From Monday 26th June to Sunday 2nd July 2017 in Luton, UK

📣 Introduction

In June 2017, I served as an interpreter at the 6th UK Prayer Mission in 2017 and felt compelled to jot down my reflections. (Update: six years later, I went again — this time to Wales — 2023 Wales Prayer Mission.)

Just a month or two earlier, I knew nothing about this sort of ministry and faced tough choices before committing fully. In April, I’d taken three weeks’ annual leave to host my parents visiting from Paraguay, leaving me with little left. It wasn’t easy to take another week off for the prayer mission, especially with our limited family time.

Yet the main reason I wanted to join was to revive the faith of my youth. Living and working in the UK while raising a young family, I’d struggled to keep a faith uncompromised by the world. I longed to reclaim the godly passion and pure prayer life from my university days — something I’ve reflected on since, like in my piece on the health of your spirit.

I hoped this focused intercession for the UK would reset my walk with God. Looking back, I’m deeply grateful that He gave me far more than I’d hoped for.

🗓️ Week Itinerary

On Monday evening, I headed to Heathrow Airport to meet Rev. Kim Nam-jin, who oversees the UK Prayer Mission, and Pastor Joe Pienaar, senior pastor of St. Hugh’s Church in Luton. He’d come to collect the intercessor team.

Soon after, we welcomed nine prayer warriors from Korea, led by Pastor Kim Moon-su. We boarded Pastor Joe’s rented 16-seater minibus and arrived at St. Hugh’s Church in Luton, where we’d stay, sleep, and pray for the week.

On arrival, we entered the sanctuary first to pray, dedicating the week to God and seeking protection for our families back home, before settling in for the night.

From Tuesday, mornings involved visiting sites around Luton for special prayer meetings organised by local churches with Pastor Joe’s help.

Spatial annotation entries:
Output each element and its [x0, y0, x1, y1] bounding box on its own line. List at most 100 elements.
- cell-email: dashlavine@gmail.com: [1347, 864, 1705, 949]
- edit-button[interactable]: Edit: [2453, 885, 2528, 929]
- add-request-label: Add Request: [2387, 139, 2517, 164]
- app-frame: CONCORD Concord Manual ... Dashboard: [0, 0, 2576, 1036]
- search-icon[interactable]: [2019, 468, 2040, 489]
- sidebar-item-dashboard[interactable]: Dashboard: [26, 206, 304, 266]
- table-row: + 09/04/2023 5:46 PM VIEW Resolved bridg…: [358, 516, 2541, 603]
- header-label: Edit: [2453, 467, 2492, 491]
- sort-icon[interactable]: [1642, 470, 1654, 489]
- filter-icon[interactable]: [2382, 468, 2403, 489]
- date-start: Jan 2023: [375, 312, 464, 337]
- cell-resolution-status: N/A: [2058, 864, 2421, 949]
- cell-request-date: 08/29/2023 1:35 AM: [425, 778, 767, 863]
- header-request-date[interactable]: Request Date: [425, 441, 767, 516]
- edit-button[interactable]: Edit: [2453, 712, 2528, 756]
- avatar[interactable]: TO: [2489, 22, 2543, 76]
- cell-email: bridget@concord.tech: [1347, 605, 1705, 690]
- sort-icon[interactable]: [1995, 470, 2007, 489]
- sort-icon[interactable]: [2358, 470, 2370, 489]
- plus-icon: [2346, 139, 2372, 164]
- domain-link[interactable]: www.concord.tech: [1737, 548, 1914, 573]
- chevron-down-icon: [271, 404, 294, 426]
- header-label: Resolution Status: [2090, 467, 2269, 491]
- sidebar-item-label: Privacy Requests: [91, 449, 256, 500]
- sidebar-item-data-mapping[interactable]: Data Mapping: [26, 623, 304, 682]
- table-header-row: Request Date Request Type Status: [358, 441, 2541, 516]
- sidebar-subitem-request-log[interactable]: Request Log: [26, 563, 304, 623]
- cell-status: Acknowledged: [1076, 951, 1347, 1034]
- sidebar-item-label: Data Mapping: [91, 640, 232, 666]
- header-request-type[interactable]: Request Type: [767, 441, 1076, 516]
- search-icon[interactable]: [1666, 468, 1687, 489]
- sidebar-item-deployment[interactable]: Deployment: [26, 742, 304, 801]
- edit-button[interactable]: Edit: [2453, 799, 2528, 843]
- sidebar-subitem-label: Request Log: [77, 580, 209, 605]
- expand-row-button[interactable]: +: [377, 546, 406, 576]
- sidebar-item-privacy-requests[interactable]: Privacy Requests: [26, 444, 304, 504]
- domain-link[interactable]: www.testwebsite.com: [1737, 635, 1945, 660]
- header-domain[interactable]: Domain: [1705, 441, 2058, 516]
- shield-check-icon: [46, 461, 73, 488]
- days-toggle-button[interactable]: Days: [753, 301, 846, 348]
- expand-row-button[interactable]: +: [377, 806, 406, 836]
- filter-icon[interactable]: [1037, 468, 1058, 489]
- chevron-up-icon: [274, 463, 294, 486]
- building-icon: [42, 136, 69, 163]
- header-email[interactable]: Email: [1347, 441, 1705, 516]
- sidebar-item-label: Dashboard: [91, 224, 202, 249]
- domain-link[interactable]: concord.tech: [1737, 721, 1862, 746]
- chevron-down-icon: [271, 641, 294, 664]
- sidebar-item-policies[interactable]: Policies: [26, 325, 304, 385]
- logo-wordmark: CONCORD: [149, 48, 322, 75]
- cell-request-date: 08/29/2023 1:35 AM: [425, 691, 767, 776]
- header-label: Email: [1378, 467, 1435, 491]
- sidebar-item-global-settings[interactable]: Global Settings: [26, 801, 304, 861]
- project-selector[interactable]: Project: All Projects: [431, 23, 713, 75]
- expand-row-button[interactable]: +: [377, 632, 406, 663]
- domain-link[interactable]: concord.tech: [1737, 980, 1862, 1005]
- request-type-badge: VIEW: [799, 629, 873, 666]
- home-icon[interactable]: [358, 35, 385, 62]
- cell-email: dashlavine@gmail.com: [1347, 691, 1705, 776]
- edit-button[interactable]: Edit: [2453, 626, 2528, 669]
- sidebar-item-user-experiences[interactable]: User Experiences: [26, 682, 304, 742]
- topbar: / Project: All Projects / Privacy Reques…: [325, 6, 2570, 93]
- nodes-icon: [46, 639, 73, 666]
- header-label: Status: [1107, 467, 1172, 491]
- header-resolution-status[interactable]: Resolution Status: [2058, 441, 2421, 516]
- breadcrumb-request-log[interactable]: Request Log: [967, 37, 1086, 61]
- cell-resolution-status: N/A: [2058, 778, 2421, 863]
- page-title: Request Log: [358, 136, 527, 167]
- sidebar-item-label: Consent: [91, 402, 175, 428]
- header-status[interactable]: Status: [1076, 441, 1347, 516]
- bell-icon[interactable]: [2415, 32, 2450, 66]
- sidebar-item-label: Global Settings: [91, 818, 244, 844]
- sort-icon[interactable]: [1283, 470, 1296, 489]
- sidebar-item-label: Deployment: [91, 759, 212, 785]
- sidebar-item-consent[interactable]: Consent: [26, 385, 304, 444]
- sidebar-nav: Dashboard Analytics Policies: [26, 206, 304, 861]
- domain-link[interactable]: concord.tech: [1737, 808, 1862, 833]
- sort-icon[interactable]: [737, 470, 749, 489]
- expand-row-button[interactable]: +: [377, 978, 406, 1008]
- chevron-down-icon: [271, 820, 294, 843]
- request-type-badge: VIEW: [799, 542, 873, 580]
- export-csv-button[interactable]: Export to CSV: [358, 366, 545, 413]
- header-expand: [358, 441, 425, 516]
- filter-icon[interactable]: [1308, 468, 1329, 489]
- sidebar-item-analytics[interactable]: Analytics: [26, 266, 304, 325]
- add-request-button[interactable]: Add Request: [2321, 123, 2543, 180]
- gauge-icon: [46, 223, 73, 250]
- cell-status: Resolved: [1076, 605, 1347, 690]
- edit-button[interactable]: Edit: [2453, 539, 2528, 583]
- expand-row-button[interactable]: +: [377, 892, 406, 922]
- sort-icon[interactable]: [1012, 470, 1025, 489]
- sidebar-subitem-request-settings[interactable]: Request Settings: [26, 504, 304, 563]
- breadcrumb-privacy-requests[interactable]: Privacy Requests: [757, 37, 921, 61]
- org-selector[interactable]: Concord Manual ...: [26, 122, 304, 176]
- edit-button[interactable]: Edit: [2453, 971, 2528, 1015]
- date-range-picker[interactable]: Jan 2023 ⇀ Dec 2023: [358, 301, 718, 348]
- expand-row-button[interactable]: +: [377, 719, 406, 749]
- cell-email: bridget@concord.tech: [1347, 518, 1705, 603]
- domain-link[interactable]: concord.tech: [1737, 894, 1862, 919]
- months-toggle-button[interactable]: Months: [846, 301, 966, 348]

- _WHAT YOU WILL DO_
1. Answer these questions from the prayer mission account:
(a) How many weeks of annual leave were taken in April?
(b) How many prayer warriors came from Korea?
(c) Where did the team stay, sleep, and pray for the week?
2. Quote the lines of the entries word for word, starting with the first line of the entries and going on through the line with "- header-request-date[interactable]: Request".

- _RESULTS_
1.
(a) Three weeks.
(b) Nine.
(c) At St. Hugh's Church in Luton.

2.
Output each element and its [x0, y0, x1, y1] bounding box on its own line. List at most 100 elements.
- cell-email: dashlavine@gmail.com: [1347, 864, 1705, 949]
- edit-button[interactable]: Edit: [2453, 885, 2528, 929]
- add-request-label: Add Request: [2387, 139, 2517, 164]
- app-frame: CONCORD Concord Manual ... Dashboard: [0, 0, 2576, 1036]
- search-icon[interactable]: [2019, 468, 2040, 489]
- sidebar-item-dashboard[interactable]: Dashboard: [26, 206, 304, 266]
- table-row: + 09/04/2023 5:46 PM VIEW Resolved bridg…: [358, 516, 2541, 603]
- header-label: Edit: [2453, 467, 2492, 491]
- sort-icon[interactable]: [1642, 470, 1654, 489]
- filter-icon[interactable]: [2382, 468, 2403, 489]
- date-start: Jan 2023: [375, 312, 464, 337]
- cell-resolution-status: N/A: [2058, 864, 2421, 949]
- cell-request-date: 08/29/2023 1:35 AM: [425, 778, 767, 863]
- header-request-date[interactable]: Request Date: [425, 441, 767, 516]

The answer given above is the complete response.